Show every line where "Kléber" occurs.

## Dataset entries
═══
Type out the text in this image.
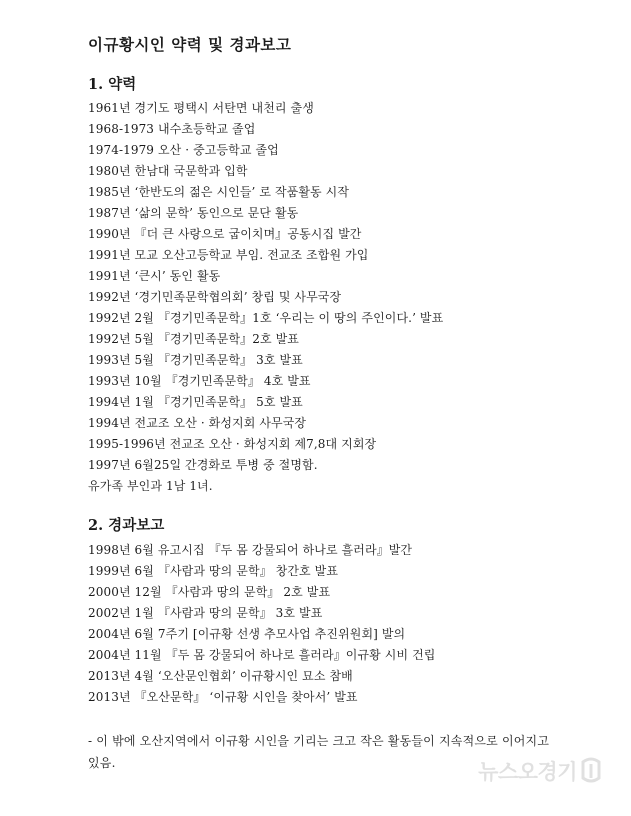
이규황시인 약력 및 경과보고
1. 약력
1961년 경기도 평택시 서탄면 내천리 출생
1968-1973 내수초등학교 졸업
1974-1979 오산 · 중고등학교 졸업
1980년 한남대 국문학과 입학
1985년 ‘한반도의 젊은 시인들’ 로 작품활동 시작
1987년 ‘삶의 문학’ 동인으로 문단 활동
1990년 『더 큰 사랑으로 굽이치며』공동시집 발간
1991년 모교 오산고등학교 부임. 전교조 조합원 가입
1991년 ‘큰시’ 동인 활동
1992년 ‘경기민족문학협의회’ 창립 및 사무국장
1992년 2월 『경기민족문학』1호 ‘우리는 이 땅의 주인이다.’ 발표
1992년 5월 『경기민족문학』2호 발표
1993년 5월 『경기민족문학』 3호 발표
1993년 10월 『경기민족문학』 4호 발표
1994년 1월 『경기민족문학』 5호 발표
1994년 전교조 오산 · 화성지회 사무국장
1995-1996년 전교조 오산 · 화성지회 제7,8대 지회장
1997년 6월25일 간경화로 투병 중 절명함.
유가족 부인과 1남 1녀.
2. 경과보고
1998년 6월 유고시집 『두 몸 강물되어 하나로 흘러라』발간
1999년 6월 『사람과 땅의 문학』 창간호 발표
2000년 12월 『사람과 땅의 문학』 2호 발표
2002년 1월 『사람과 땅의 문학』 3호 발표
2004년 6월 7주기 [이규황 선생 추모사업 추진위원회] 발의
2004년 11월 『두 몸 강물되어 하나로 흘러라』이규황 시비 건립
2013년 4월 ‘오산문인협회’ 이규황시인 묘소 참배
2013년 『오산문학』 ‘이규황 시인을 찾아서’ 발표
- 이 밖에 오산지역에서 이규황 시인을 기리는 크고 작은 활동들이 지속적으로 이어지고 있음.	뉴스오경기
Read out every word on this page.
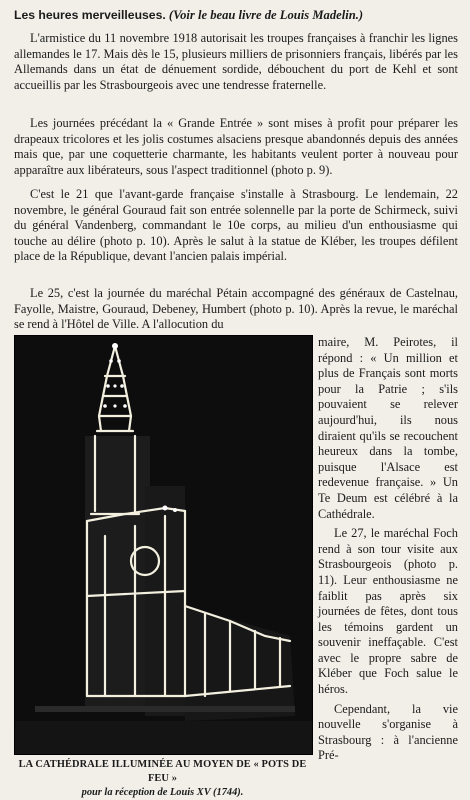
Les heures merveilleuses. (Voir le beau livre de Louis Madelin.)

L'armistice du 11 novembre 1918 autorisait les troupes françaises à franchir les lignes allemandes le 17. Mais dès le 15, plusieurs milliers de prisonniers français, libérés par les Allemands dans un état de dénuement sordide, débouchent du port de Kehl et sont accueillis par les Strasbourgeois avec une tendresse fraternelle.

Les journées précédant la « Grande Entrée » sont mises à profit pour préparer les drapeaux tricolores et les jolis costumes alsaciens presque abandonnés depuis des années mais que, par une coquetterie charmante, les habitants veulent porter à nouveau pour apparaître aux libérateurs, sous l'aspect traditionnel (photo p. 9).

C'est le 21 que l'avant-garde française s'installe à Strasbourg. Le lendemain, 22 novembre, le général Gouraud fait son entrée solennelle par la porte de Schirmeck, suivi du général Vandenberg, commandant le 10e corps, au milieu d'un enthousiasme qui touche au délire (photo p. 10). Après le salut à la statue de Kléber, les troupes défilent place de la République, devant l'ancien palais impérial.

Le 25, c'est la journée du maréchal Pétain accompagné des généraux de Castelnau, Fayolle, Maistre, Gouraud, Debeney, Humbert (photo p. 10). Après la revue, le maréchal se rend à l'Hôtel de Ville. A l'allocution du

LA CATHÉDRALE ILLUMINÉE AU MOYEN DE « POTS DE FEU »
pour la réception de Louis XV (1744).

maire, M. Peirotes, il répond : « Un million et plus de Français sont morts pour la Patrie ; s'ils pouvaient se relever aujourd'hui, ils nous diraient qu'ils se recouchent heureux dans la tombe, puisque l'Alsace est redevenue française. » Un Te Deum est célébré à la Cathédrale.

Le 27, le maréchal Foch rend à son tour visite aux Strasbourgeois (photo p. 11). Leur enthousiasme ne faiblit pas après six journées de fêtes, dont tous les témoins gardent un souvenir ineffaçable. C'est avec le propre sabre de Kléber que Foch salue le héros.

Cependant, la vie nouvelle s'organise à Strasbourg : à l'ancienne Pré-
═══
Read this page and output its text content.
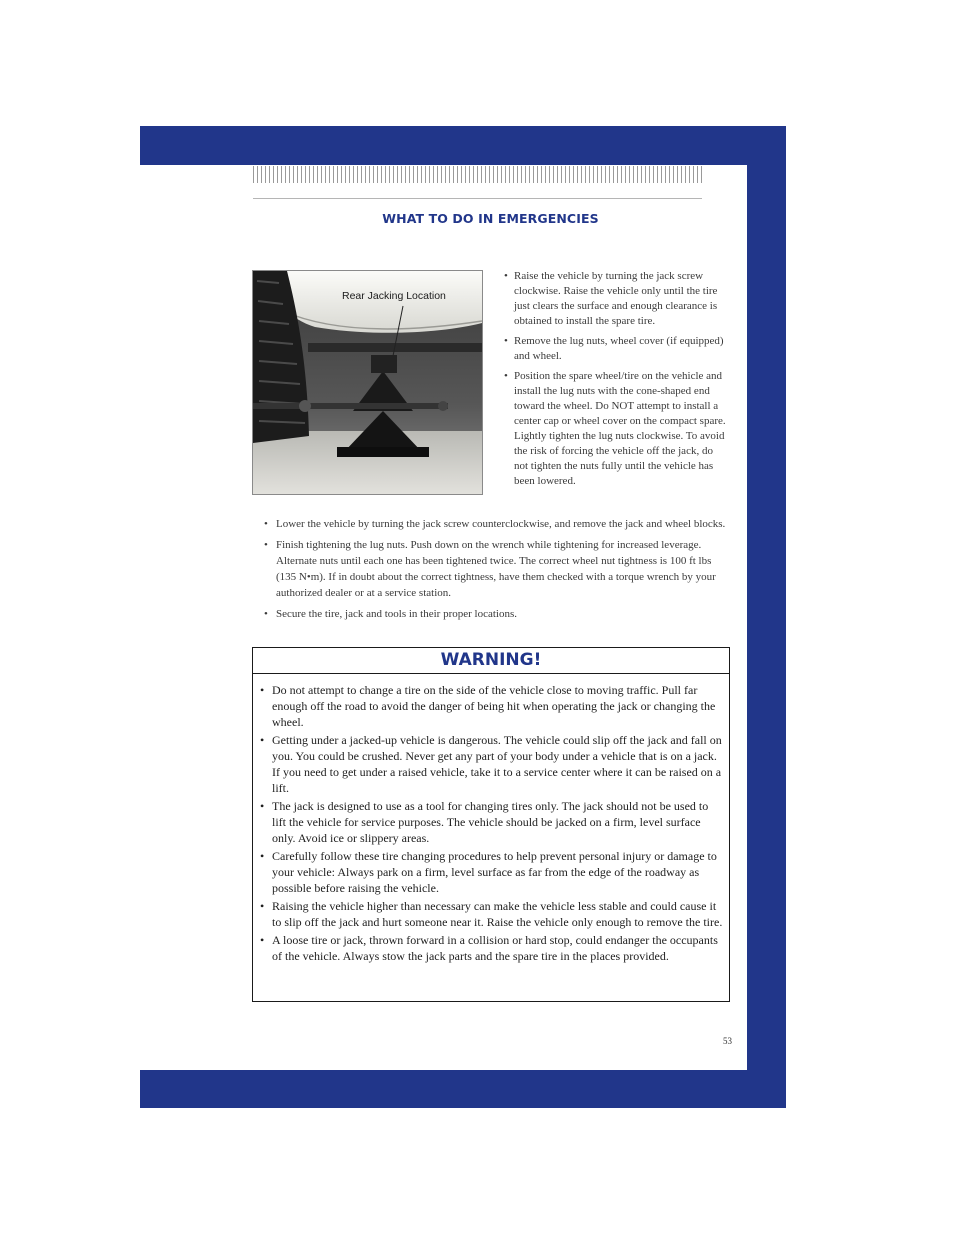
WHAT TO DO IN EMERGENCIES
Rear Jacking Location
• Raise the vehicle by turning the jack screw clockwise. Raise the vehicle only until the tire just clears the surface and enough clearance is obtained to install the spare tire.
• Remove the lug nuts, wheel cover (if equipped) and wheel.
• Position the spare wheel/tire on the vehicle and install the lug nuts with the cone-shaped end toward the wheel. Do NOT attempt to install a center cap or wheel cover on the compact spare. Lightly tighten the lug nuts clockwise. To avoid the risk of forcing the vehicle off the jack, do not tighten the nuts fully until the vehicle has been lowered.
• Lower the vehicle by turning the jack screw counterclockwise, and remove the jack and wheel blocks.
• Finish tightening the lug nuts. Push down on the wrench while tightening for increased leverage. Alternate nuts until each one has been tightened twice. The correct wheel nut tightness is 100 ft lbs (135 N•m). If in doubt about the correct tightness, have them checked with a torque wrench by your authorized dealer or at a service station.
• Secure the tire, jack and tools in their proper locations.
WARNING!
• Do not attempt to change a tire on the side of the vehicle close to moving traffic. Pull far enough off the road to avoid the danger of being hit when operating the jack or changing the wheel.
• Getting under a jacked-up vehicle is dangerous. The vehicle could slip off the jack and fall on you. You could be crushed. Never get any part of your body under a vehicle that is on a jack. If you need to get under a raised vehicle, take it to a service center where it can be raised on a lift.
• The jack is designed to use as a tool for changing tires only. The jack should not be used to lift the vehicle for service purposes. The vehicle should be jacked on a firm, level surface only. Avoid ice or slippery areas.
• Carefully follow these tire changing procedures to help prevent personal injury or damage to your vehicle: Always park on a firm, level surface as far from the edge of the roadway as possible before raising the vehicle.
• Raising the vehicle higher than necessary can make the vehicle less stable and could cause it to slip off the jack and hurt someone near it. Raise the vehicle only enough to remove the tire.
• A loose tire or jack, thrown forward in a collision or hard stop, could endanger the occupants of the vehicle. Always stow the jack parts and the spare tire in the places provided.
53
═══
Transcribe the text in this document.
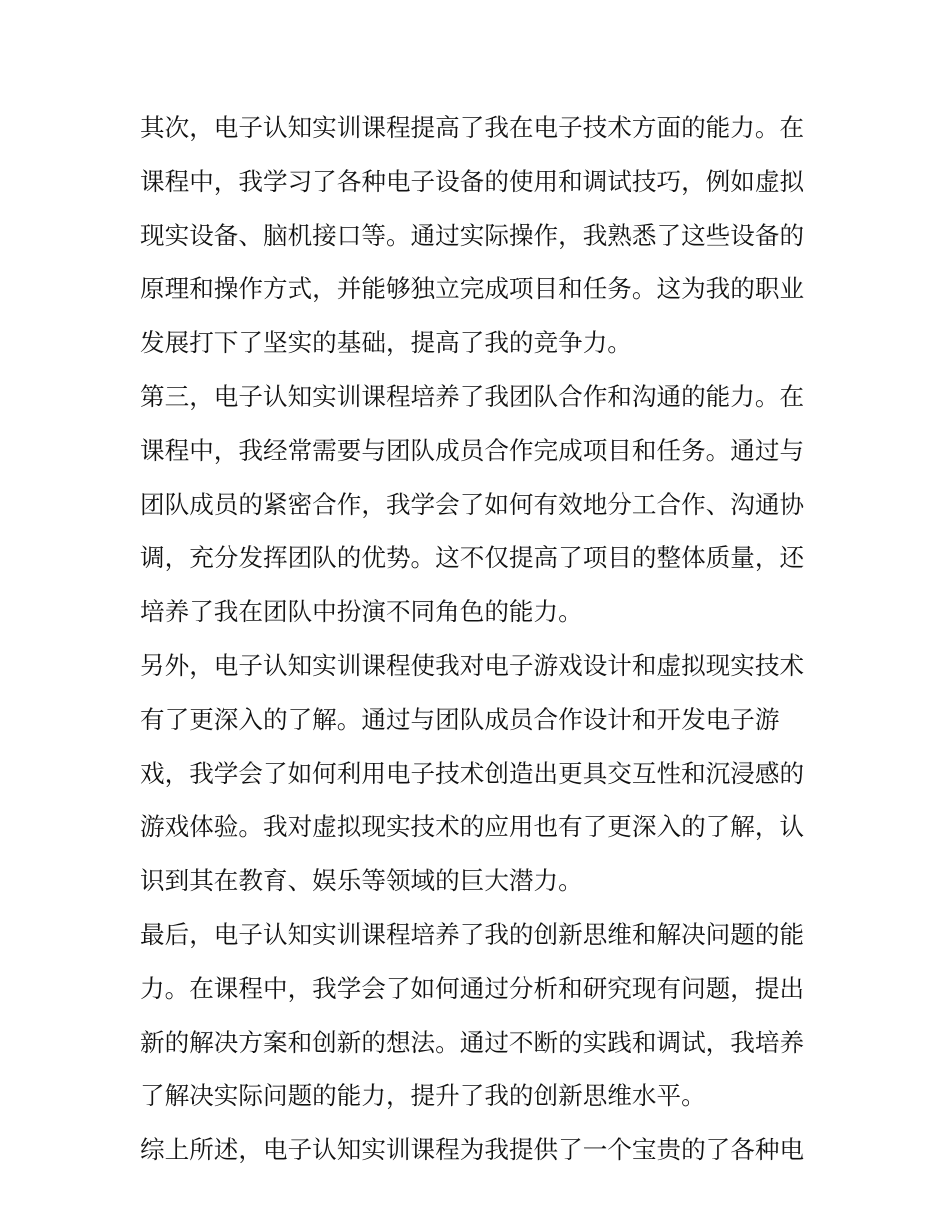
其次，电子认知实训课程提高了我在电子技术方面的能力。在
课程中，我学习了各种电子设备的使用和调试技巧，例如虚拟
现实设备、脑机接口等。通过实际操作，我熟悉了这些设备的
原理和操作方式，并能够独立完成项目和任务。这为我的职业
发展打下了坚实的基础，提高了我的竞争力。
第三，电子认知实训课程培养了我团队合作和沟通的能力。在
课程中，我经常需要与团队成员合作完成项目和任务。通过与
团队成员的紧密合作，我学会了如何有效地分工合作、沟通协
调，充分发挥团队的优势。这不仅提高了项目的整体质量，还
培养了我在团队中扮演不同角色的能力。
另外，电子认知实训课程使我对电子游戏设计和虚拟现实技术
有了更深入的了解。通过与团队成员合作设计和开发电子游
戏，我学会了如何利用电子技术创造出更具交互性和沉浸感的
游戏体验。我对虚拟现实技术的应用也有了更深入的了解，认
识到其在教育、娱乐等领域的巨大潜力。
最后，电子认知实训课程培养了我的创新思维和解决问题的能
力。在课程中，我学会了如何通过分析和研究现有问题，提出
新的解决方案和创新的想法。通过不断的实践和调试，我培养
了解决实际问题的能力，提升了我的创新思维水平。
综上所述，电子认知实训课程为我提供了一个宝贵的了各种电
═══
## Complete answer
C'est le 21 que l'avant-garde française s'installe à Strasbourg. Le lendemain, 22 novembre, le général Gouraud fait son entrée solennelle par la porte de Schirmeck, suivi du général Vandenberg, commandant le 10e corps, au milieu d'un enthousiasme qui touche au délire (photo p. 10). Après le salut à la statue de Kléber, les troupes défilent place de la République, devant l'ancien palais impérial.
Le 27, le maréchal Foch rend à son tour visite aux Strasbourgeois (photo p. 11). Leur enthousiasme ne faiblit pas après six journées de fêtes, dont tous les témoins gardent un souvenir ineffaçable. C'est avec le propre sabre de Kléber que Foch salue le héros.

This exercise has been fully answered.